-- SUPPLIED DATA start --

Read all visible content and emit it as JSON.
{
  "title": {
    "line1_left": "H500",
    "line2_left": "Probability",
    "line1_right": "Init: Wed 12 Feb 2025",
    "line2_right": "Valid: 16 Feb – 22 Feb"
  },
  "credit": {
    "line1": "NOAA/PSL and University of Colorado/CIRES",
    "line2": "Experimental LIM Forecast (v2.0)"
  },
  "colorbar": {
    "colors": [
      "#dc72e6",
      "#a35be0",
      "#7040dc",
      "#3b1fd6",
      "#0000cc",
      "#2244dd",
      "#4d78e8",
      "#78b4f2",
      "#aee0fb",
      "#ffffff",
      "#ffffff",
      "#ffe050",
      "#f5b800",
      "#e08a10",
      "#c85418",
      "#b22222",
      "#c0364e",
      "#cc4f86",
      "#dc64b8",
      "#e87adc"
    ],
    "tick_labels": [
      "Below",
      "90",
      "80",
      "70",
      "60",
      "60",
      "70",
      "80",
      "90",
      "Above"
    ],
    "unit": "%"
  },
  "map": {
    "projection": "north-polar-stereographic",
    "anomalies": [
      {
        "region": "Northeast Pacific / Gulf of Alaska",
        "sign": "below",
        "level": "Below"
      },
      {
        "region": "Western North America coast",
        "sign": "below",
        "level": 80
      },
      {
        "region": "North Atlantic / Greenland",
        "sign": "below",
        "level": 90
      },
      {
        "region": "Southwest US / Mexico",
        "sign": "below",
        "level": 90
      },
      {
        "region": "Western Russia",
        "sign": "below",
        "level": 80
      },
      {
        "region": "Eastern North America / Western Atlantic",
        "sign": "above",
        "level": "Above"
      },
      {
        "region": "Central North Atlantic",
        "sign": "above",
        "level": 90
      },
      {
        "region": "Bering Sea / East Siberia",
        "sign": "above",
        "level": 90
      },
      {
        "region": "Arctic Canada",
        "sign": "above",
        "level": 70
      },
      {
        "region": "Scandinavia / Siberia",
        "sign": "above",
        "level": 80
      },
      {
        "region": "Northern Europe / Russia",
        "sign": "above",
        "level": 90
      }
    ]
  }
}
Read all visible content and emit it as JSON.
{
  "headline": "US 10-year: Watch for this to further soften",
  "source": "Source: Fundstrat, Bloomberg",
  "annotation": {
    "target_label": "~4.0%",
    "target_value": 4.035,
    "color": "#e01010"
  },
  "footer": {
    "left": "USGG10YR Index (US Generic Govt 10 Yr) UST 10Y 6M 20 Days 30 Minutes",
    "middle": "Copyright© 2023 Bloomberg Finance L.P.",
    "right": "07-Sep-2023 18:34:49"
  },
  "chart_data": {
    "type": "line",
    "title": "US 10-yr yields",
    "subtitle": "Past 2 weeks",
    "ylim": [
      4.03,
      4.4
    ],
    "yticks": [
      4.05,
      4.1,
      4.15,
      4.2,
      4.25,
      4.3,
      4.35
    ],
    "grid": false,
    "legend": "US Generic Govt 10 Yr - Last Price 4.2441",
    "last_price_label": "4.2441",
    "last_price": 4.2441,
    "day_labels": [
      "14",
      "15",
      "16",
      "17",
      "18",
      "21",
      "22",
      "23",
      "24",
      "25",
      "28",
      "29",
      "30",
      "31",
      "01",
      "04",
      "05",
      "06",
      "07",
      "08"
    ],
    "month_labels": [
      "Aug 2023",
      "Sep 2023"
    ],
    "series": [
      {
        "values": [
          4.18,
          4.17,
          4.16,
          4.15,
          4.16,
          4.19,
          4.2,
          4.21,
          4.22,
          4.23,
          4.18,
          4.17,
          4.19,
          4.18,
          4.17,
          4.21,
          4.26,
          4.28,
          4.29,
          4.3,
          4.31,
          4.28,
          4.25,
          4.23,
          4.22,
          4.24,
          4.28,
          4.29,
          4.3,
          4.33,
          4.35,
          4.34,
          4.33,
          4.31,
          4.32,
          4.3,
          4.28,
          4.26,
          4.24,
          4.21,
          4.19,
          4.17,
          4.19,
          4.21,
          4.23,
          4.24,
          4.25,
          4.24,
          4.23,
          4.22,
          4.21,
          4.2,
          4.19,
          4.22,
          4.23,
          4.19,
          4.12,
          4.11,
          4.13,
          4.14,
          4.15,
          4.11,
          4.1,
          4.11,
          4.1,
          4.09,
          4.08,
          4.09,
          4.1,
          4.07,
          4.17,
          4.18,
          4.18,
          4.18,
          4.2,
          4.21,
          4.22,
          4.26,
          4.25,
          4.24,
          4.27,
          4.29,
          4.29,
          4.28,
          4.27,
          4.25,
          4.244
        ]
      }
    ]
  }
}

-- SUPPLIED DATA end --

*TO DO:*
Write each line above out exactly.

*SOLUTION:*
Read all visible content and emit it as JSON.
{
  "title": {
    "line1_left": "H500",
    "line2_left": "Probability",
    "line1_right": "Init: Wed 12 Feb 2025",
    "line2_right": "Valid: 16 Feb – 22 Feb"
  },
  "credit": {
    "line1": "NOAA/PSL and University of Colorado/CIRES",
    "line2": "Experimental LIM Forecast (v2.0)"
  },
  "colorbar": {
    "colors": [
      "#dc72e6",
      "#a35be0",
      "#7040dc",
      "#3b1fd6",
      "#0000cc",
      "#2244dd",
      "#4d78e8",
      "#78b4f2",
      "#aee0fb",
      "#ffffff",
      "#ffffff",
      "#ffe050",
      "#f5b800",
      "#e08a10",
      "#c85418",
      "#b22222",
      "#c0364e",
      "#cc4f86",
      "#dc64b8",
      "#e87adc"
    ],
    "tick_labels": [
      "Below",
      "90",
      "80",
      "70",
      "60",
      "60",
      "70",
      "80",
      "90",
      "Above"
    ],
    "unit": "%"
  },
  "map": {
    "projection": "north-polar-stereographic",
    "anomalies": [
      {
        "region": "Northeast Pacific / Gulf of Alaska",
        "sign": "below",
        "level": "Below"
      },
      {
        "region": "Western North America coast",
        "sign": "below",
        "level": 80
      },
      {
        "region": "North Atlantic / Greenland",
        "sign": "below",
        "level": 90
      },
      {
        "region": "Southwest US / Mexico",
        "sign": "below",
        "level": 90
      },
      {
        "region": "Western Russia",
        "sign": "below",
        "level": 80
      },
      {
        "region": "Eastern North America / Western Atlantic",
        "sign": "above",
        "level": "Above"
      },
      {
        "region": "Central North Atlantic",
        "sign": "above",
        "level": 90
      },
      {
        "region": "Bering Sea / East Siberia",
        "sign": "above",
        "level": 90
      },
      {
        "region": "Arctic Canada",
        "sign": "above",
        "level": 70
      },
      {
        "region": "Scandinavia / Siberia",
        "sign": "above",
        "level": 80
      },
      {
        "region": "Northern Europe / Russia",
        "sign": "above",
        "level": 90
      }
    ]
  }
}
Read all visible content and emit it as JSON.
{
  "headline": "US 10-year: Watch for this to further soften",
  "source": "Source: Fundstrat, Bloomberg",
  "annotation": {
    "target_label": "~4.0%",
    "target_value": 4.035,
    "color": "#e01010"
  },
  "footer": {
    "left": "USGG10YR Index (US Generic Govt 10 Yr) UST 10Y 6M 20 Days 30 Minutes",
    "middle": "Copyright© 2023 Bloomberg Finance L.P.",
    "right": "07-Sep-2023 18:34:49"
  },
  "chart_data": {
    "type": "line",
    "title": "US 10-yr yields",
    "subtitle": "Past 2 weeks",
    "ylim": [
      4.03,
      4.4
    ],
    "yticks": [
      4.05,
      4.1,
      4.15,
      4.2,
      4.25,
      4.3,
      4.35
    ],
    "grid": false,
    "legend": "US Generic Govt 10 Yr - Last Price 4.2441",
    "last_price_label": "4.2441",
    "last_price": 4.2441,
    "day_labels": [
      "14",
      "15",
      "16",
      "17",
      "18",
      "21",
      "22",
      "23",
      "24",
      "25",
      "28",
      "29",
      "30",
      "31",
      "01",
      "04",
      "05",
      "06",
      "07",
      "08"
    ],
    "month_labels": [
      "Aug 2023",
      "Sep 2023"
    ],
    "series": [
      {
        "values": [
          4.18,
          4.17,
          4.16,
          4.15,
          4.16,
          4.19,
          4.2,
          4.21,
          4.22,
          4.23,
          4.18,
          4.17,
          4.19,
          4.18,
          4.17,
          4.21,
          4.26,
          4.28,
          4.29,
          4.3,
          4.31,
          4.28,
          4.25,
          4.23,
          4.22,
          4.24,
          4.28,
          4.29,
          4.3,
          4.33,
          4.35,
          4.34,
          4.33,
          4.31,
          4.32,
          4.3,
          4.28,
          4.26,
          4.24,
          4.21,
          4.19,
          4.17,
          4.19,
          4.21,
          4.23,
          4.24,
          4.25,
          4.24,
          4.23,
          4.22,
          4.21,
          4.2,
          4.19,
          4.22,
          4.23,
          4.19,
          4.12,
          4.11,
          4.13,
          4.14,
          4.15,
          4.11,
          4.1,
          4.11,
          4.1,
          4.09,
          4.08,
          4.09,
          4.1,
          4.07,
          4.17,
          4.18,
          4.18,
          4.18,
          4.2,
          4.21,
          4.22,
          4.26,
          4.25,
          4.24,
          4.27,
          4.29,
          4.29,
          4.28,
          4.27,
          4.25,
          4.244
        ]
      }
    ]
  }
}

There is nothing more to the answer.